→ Task to complete:
State how many lines in the entries below contain "this". Write nothing but the number.

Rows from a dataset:
::::::::

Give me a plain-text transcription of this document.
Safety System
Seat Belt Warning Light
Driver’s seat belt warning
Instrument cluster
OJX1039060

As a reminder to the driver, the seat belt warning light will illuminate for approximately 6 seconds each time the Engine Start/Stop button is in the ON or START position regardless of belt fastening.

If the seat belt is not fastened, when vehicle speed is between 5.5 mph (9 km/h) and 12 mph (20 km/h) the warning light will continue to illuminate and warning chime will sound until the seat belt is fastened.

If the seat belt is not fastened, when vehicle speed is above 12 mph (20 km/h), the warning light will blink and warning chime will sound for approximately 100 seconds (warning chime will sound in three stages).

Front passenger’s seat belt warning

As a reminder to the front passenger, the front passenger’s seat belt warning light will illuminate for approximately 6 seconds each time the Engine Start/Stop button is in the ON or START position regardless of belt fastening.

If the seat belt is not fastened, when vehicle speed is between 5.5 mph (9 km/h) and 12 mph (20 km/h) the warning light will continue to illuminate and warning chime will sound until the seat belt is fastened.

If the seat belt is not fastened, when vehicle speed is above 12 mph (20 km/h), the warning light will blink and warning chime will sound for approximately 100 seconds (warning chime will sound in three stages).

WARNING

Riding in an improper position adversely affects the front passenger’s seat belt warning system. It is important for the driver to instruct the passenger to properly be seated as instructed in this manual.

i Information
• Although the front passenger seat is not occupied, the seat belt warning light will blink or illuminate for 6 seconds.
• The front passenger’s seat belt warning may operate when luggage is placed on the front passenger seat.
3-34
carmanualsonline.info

::::::::

→ Output:
2